Identify the lines that contain the word "What", then copy them.

* _DATA EXTRACT_
________________________________________
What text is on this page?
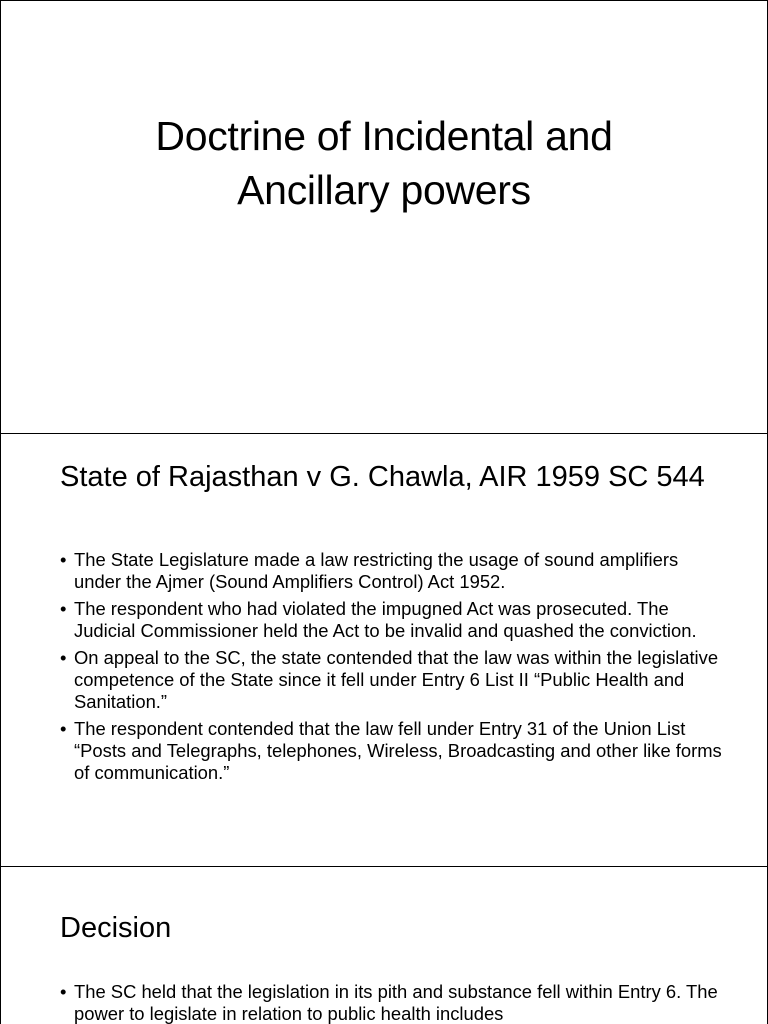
Doctrine of Incidental and
Ancillary powers
State of Rajasthan v G. Chawla, AIR 1959 SC 544
• The State Legislature made a law restricting the usage of sound amplifiers under the Ajmer (Sound Amplifiers Control) Act 1952.
• The respondent who had violated the impugned Act was prosecuted. The Judicial Commissioner held the Act to be invalid and quashed the conviction.
• On appeal to the SC, the state contended that the law was within the legislative competence of the State since it fell under Entry 6 List II “Public Health and Sanitation.”
• The respondent contended that the law fell under Entry 31 of the Union List “Posts and Telegraphs, telephones, Wireless, Broadcasting and other like forms of communication.”
Decision
• The SC held that the legislation in its pith and substance fell within Entry 6. The power to legislate in relation to public health includes
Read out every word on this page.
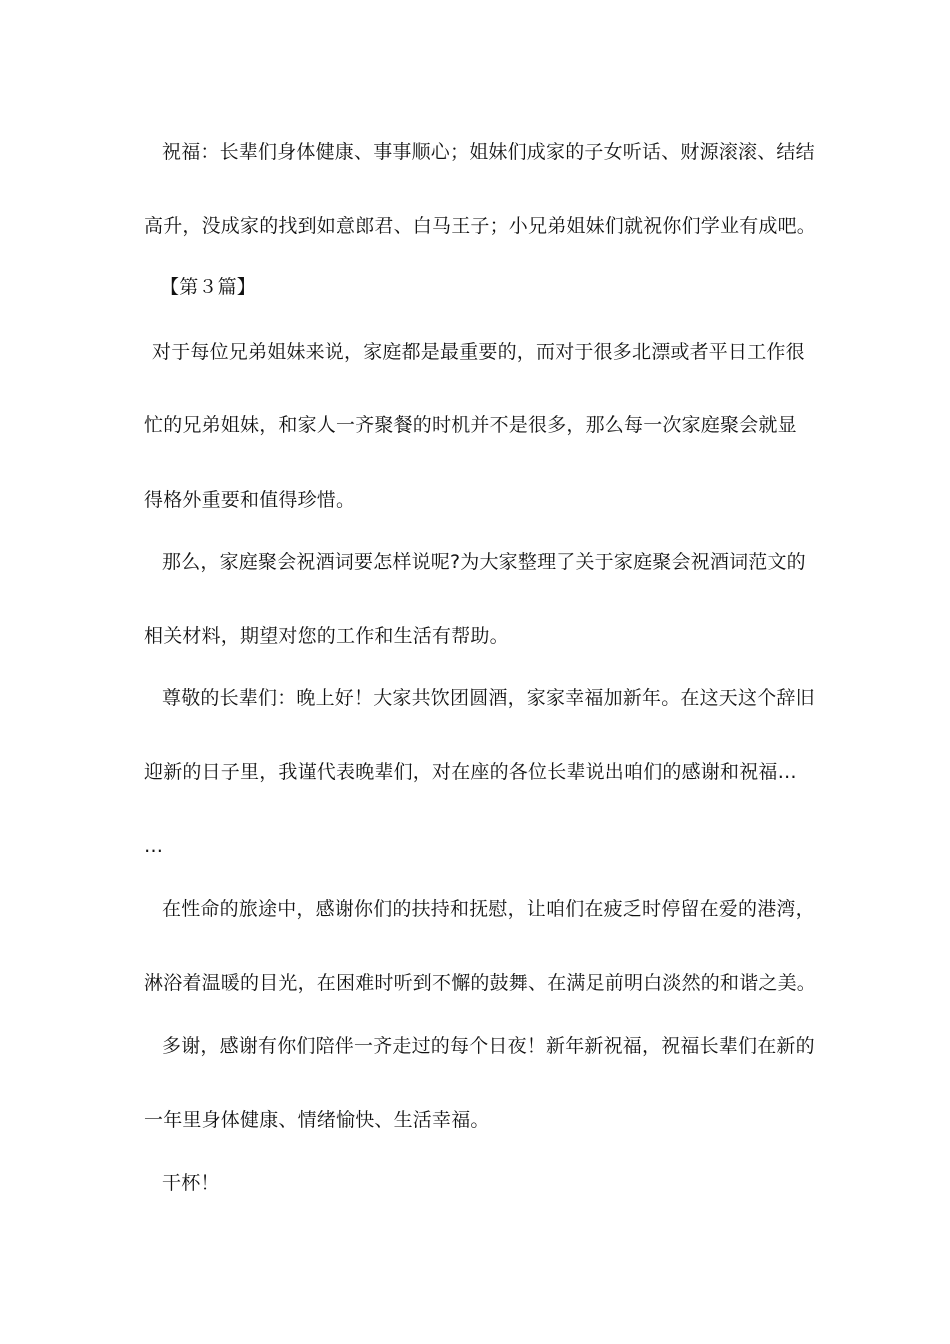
祝福：长辈们身体健康、事事顺心；姐妹们成家的子女听话、财源滚滚、结结
高升，没成家的找到如意郎君、白马王子；小兄弟姐妹们就祝你们学业有成吧。
【第３篇】
对于每位兄弟姐妹来说，家庭都是最重要的，而对于很多北漂或者平日工作很
忙的兄弟姐妹，和家人一齐聚餐的时机并不是很多，那么每一次家庭聚会就显
得格外重要和值得珍惜。
那么，家庭聚会祝酒词要怎样说呢?为大家整理了关于家庭聚会祝酒词范文的
相关材料，期望对您的工作和生活有帮助。
尊敬的长辈们：晚上好！大家共饮团圆酒，家家幸福加新年。在这天这个辞旧
迎新的日子里，我谨代表晚辈们，对在座的各位长辈说出咱们的感谢和祝福…
…
在性命的旅途中，感谢你们的扶持和抚慰，让咱们在疲乏时停留在爱的港湾，
淋浴着温暖的目光，在困难时听到不懈的鼓舞、在满足前明白淡然的和谐之美。
多谢，感谢有你们陪伴一齐走过的每个日夜！新年新祝福，祝福长辈们在新的
一年里身体健康、情绪愉快、生活幸福。
干杯！
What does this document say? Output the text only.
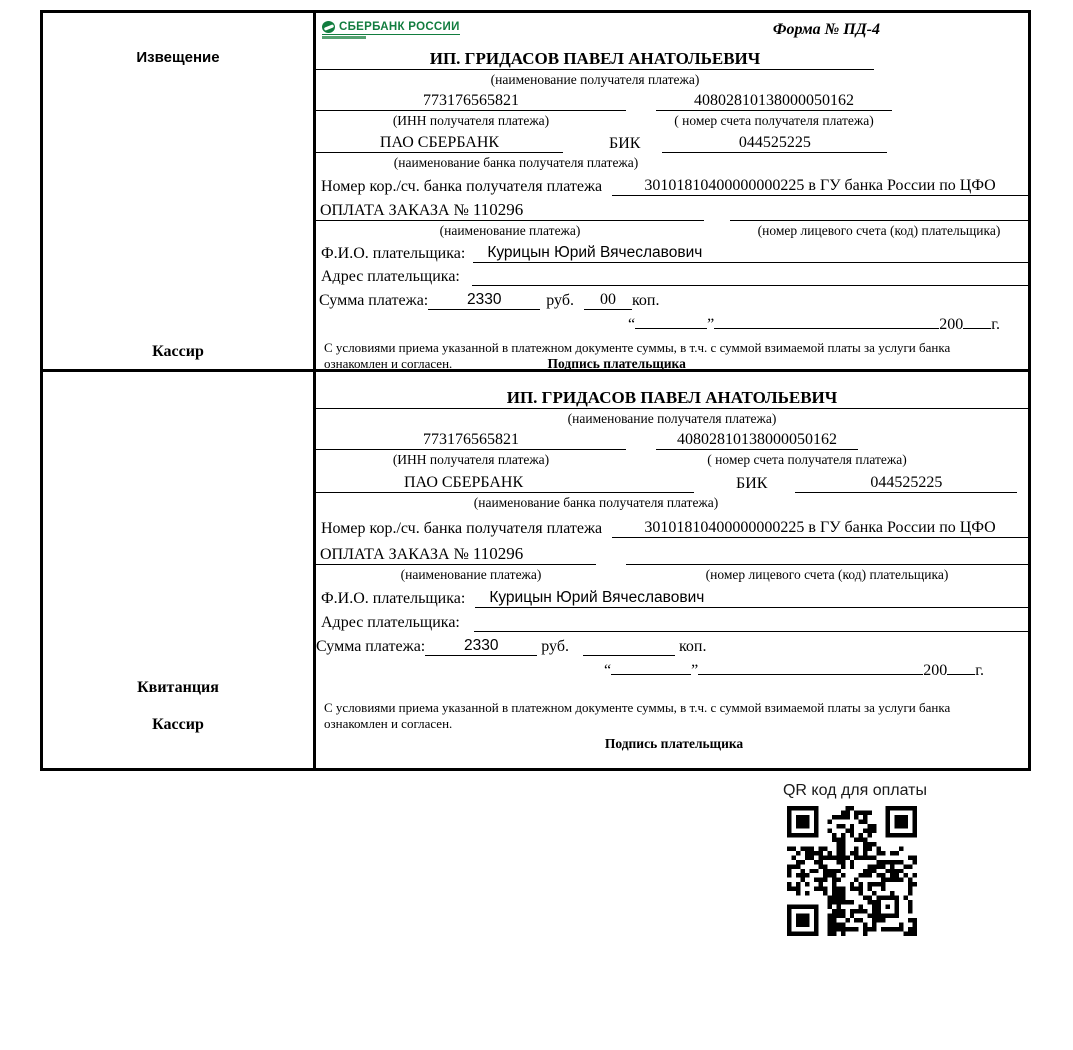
Извещение
Кассир
СБЕРБАНК РОССИИ	Форма № ПД-4
ИП. ГРИДАСОВ ПАВЕЛ АНАТОЛЬЕВИЧ
(наименование получателя платежа)
773176565821	40802810138000050162
(ИНН получателя платежа)	( номер счета получателя платежа)
ПАО СБЕРБАНК	БИК	044525225
(наименование банка получателя платежа)
Номер кор./сч. банка получателя платежа	30101810400000000225 в ГУ банка России по ЦФО
ОПЛАТА ЗАКАЗА № 110296
(наименование платежа)	(номер лицевого счета (код) плательщика)
Ф.И.О. плательщика:	Курицын Юрий Вячеславович
Адрес плательщика:
Сумма платежа:	2330	руб.	00	коп.
“	”	200 г.
С условиями приема указанной в платежном документе суммы, в т.ч. с суммой взимаемой платы за услуги банка
ознакомлен и согласен.	Подпись плательщика
Квитанция
Кассир
ИП. ГРИДАСОВ ПАВЕЛ АНАТОЛЬЕВИЧ
(наименование получателя платежа)
773176565821	40802810138000050162
(ИНН получателя платежа)	( номер счета получателя платежа)
ПАО СБЕРБАНК	БИК	044525225
(наименование банка получателя платежа)
Номер кор./сч. банка получателя платежа	30101810400000000225 в ГУ банка России по ЦФО
ОПЛАТА ЗАКАЗА № 110296
(наименование платежа)	(номер лицевого счета (код) плательщика)
Ф.И.О. плательщика:	Курицын Юрий Вячеславович
Адрес плательщика:
Сумма платежа:	2330	руб.	коп.
“	”	200 г.
С условиями приема указанной в платежном документе суммы, в т.ч. с суммой взимаемой платы за услуги банка
ознакомлен и согласен.
Подпись плательщика
QR код для оплаты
________________________________________
* _CORRECT ANSWER_
What text is on this page?
What does this document say? Output the text only.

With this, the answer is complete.